--- Start of SUPPLIED DATA ---
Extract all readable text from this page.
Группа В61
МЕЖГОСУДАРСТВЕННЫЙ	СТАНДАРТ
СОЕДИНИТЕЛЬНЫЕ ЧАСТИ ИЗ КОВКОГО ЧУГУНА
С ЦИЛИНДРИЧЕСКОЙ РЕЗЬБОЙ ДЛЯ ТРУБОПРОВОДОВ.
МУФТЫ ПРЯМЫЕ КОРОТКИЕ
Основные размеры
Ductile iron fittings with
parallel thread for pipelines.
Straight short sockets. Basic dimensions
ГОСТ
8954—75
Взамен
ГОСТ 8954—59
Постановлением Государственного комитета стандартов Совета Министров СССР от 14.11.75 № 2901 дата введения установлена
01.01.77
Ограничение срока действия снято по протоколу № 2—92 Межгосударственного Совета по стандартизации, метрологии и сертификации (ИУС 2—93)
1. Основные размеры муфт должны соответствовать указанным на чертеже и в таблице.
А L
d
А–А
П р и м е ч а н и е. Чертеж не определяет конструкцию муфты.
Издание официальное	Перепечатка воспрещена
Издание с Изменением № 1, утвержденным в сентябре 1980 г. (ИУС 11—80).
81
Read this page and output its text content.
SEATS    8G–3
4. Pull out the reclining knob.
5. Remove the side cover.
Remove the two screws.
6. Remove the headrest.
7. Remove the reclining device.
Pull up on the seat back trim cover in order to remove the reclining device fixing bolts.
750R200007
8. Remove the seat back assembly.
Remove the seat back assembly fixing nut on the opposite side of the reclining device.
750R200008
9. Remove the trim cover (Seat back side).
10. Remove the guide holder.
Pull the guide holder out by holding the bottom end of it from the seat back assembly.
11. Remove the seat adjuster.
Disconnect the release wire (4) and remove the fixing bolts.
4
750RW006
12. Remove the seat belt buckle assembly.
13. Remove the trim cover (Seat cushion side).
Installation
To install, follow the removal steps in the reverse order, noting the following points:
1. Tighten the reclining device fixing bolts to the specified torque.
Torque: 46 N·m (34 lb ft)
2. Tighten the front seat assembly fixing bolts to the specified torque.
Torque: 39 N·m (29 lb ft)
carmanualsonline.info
--- End of SUPPLIED DATA ---
-- EXERCISE DIRECTIONS --
Reproduce the whole listing word for word.

-- REPLY TO THE TASK --
Extract all readable text from this page.
Группа В61
МЕЖГОСУДАРСТВЕННЫЙ	СТАНДАРТ
СОЕДИНИТЕЛЬНЫЕ ЧАСТИ ИЗ КОВКОГО ЧУГУНА
С ЦИЛИНДРИЧЕСКОЙ РЕЗЬБОЙ ДЛЯ ТРУБОПРОВОДОВ.
МУФТЫ ПРЯМЫЕ КОРОТКИЕ
Основные размеры
Ductile iron fittings with
parallel thread for pipelines.
Straight short sockets. Basic dimensions
ГОСТ
8954—75
Взамен
ГОСТ 8954—59
Постановлением Государственного комитета стандартов Совета Министров СССР от 14.11.75 № 2901 дата введения установлена
01.01.77
Ограничение срока действия снято по протоколу № 2—92 Межгосударственного Совета по стандартизации, метрологии и сертификации (ИУС 2—93)
1. Основные размеры муфт должны соответствовать указанным на чертеже и в таблице.
А L
d
А–А
П р и м е ч а н и е. Чертеж не определяет конструкцию муфты.
Издание официальное	Перепечатка воспрещена
Издание с Изменением № 1, утвержденным в сентябре 1980 г. (ИУС 11—80).
81
Read this page and output its text content.
SEATS    8G–3
4. Pull out the reclining knob.
5. Remove the side cover.
Remove the two screws.
6. Remove the headrest.
7. Remove the reclining device.
Pull up on the seat back trim cover in order to remove the reclining device fixing bolts.
750R200007
8. Remove the seat back assembly.
Remove the seat back assembly fixing nut on the opposite side of the reclining device.
750R200008
9. Remove the trim cover (Seat back side).
10. Remove the guide holder.
Pull the guide holder out by holding the bottom end of it from the seat back assembly.
11. Remove the seat adjuster.
Disconnect the release wire (4) and remove the fixing bolts.
4
750RW006
12. Remove the seat belt buckle assembly.
13. Remove the trim cover (Seat cushion side).
Installation
To install, follow the removal steps in the reverse order, noting the following points:
1. Tighten the reclining device fixing bolts to the specified torque.
Torque: 46 N·m (34 lb ft)
2. Tighten the front seat assembly fixing bolts to the specified torque.
Torque: 39 N·m (29 lb ft)
carmanualsonline.info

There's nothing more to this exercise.